# Task to carry out
Transcribe the listing word for word.

(Extracted records)
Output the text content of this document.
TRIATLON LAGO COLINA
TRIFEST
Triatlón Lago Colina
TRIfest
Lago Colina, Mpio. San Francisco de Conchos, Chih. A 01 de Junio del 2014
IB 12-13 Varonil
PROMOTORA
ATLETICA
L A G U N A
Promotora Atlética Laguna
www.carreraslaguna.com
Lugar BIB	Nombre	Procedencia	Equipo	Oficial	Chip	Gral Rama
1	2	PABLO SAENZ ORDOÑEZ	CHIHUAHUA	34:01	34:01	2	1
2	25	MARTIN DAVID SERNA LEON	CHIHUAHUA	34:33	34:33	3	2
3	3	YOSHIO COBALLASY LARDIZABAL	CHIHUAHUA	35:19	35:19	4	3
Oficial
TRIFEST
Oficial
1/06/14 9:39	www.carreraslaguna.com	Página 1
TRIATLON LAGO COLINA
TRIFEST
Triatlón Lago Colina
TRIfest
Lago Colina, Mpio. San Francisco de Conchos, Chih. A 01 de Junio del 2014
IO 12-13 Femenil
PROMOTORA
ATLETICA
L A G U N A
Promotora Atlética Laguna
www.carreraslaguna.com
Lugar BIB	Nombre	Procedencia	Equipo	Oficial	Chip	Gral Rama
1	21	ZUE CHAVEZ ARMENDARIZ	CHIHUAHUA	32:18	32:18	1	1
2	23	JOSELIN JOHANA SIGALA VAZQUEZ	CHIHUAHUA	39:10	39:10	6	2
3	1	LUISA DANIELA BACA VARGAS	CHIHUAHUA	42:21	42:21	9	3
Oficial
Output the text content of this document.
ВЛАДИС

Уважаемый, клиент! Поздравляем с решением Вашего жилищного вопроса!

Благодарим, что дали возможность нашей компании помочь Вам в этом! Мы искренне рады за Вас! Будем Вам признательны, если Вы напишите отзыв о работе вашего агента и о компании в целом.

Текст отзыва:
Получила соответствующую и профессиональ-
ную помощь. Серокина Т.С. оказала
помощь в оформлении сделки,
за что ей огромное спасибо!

# Correct response
Output the text content of this document.
TRIATLON LAGO COLINA
TRIFEST
Triatlón Lago Colina
TRIfest
Lago Colina, Mpio. San Francisco de Conchos, Chih. A 01 de Junio del 2014
IB 12-13 Varonil
PROMOTORA
ATLETICA
L A G U N A
Promotora Atlética Laguna
www.carreraslaguna.com
Lugar BIB	Nombre	Procedencia	Equipo	Oficial	Chip	Gral Rama
1	2	PABLO SAENZ ORDOÑEZ	CHIHUAHUA	34:01	34:01	2	1
2	25	MARTIN DAVID SERNA LEON	CHIHUAHUA	34:33	34:33	3	2
3	3	YOSHIO COBALLASY LARDIZABAL	CHIHUAHUA	35:19	35:19	4	3
Oficial
TRIFEST
Oficial
1/06/14 9:39	www.carreraslaguna.com	Página 1
TRIATLON LAGO COLINA
TRIFEST
Triatlón Lago Colina
TRIfest
Lago Colina, Mpio. San Francisco de Conchos, Chih. A 01 de Junio del 2014
IO 12-13 Femenil
PROMOTORA
ATLETICA
L A G U N A
Promotora Atlética Laguna
www.carreraslaguna.com
Lugar BIB	Nombre	Procedencia	Equipo	Oficial	Chip	Gral Rama
1	21	ZUE CHAVEZ ARMENDARIZ	CHIHUAHUA	32:18	32:18	1	1
2	23	JOSELIN JOHANA SIGALA VAZQUEZ	CHIHUAHUA	39:10	39:10	6	2
3	1	LUISA DANIELA BACA VARGAS	CHIHUAHUA	42:21	42:21	9	3
Oficial
Output the text content of this document.
ВЛАДИС

Уважаемый, клиент! Поздравляем с решением Вашего жилищного вопроса!

Благодарим, что дали возможность нашей компании помочь Вам в этом! Мы искренне рады за Вас! Будем Вам признательны, если Вы напишите отзыв о работе вашего агента и о компании в целом.

Текст отзыва:
Получила соответствующую и профессиональ-
ную помощь. Серокина Т.С. оказала
помощь в оформлении сделки,
за что ей огромное спасибо!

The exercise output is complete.